BRIEF: Reproduce without alteration the items from the line containing "Point xyxy=(1042,363,1064,377)" up to and including the line containing "Point xyxy=(761,322,783,336)".

** Start **

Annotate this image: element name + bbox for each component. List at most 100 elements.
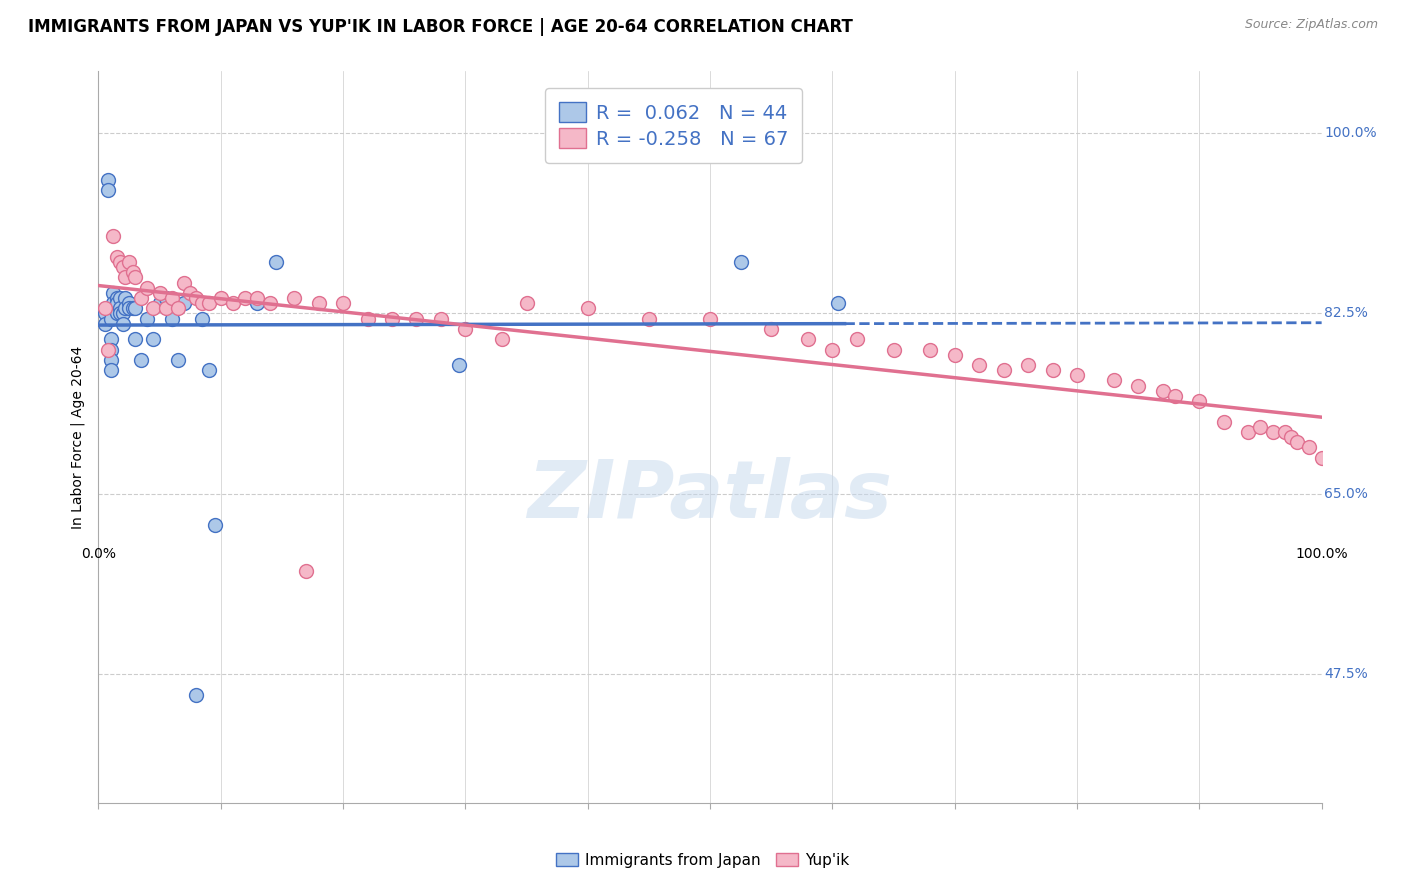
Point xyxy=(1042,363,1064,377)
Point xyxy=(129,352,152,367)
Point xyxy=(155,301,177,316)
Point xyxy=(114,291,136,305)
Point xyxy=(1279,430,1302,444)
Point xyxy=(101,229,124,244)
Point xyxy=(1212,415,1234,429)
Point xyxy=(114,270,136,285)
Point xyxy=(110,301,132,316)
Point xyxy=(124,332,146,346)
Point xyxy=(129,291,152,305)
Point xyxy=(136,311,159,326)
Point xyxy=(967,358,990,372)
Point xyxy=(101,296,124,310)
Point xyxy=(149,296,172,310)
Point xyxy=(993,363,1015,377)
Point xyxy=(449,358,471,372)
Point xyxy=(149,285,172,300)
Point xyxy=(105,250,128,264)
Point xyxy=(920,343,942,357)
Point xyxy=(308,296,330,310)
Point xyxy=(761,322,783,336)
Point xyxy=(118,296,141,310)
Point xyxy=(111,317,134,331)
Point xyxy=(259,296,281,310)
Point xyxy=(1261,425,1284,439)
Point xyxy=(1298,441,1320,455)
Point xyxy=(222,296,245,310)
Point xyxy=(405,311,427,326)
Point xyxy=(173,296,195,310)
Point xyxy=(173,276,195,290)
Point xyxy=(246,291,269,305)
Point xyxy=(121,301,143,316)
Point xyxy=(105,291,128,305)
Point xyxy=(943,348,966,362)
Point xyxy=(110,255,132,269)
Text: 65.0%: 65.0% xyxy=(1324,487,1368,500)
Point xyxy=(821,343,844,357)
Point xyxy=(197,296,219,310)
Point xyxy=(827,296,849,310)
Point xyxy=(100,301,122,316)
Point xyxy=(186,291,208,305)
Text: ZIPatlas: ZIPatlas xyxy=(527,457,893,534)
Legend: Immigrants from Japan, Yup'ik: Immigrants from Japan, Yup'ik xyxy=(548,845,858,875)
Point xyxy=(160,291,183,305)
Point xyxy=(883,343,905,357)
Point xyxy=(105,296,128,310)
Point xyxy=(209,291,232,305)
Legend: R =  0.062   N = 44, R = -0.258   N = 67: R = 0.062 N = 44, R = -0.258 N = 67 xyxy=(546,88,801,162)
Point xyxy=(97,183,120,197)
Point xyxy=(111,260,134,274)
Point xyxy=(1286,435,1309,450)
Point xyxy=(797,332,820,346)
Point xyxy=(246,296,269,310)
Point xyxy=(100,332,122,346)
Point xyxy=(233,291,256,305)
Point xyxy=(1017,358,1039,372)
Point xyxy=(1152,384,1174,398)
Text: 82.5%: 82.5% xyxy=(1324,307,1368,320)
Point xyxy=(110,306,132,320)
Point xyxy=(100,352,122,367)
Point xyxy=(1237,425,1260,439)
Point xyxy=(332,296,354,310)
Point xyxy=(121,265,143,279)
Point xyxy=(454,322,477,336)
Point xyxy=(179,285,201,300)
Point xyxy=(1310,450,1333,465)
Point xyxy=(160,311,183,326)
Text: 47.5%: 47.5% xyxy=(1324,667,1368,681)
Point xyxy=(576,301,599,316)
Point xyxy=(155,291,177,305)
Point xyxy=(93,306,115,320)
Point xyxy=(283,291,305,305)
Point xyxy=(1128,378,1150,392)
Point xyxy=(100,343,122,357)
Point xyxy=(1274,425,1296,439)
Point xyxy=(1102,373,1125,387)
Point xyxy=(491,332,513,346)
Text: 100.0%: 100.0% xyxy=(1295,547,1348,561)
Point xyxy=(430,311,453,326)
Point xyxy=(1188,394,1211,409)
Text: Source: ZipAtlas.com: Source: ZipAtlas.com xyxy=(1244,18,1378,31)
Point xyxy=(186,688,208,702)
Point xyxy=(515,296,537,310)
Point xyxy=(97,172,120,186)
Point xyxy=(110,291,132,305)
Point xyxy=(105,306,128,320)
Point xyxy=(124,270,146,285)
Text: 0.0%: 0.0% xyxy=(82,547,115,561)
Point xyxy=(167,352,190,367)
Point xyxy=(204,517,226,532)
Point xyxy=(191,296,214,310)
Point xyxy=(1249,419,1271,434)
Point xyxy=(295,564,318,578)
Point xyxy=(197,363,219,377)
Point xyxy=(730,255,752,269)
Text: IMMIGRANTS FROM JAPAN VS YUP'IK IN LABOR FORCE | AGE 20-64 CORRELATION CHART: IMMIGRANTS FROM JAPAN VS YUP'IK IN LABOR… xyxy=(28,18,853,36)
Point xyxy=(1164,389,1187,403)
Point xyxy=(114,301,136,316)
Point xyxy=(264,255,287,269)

** End **

FULL ANSWER:
Point xyxy=(1042,363,1064,377)
Point xyxy=(129,352,152,367)
Point xyxy=(155,301,177,316)
Point xyxy=(114,291,136,305)
Point xyxy=(1279,430,1302,444)
Point xyxy=(101,229,124,244)
Point xyxy=(1212,415,1234,429)
Point xyxy=(114,270,136,285)
Point xyxy=(110,301,132,316)
Point xyxy=(124,332,146,346)
Point xyxy=(129,291,152,305)
Point xyxy=(136,311,159,326)
Point xyxy=(967,358,990,372)
Point xyxy=(101,296,124,310)
Point xyxy=(149,296,172,310)
Point xyxy=(993,363,1015,377)
Point xyxy=(449,358,471,372)
Point xyxy=(149,285,172,300)
Point xyxy=(105,250,128,264)
Point xyxy=(920,343,942,357)
Point xyxy=(308,296,330,310)
Point xyxy=(761,322,783,336)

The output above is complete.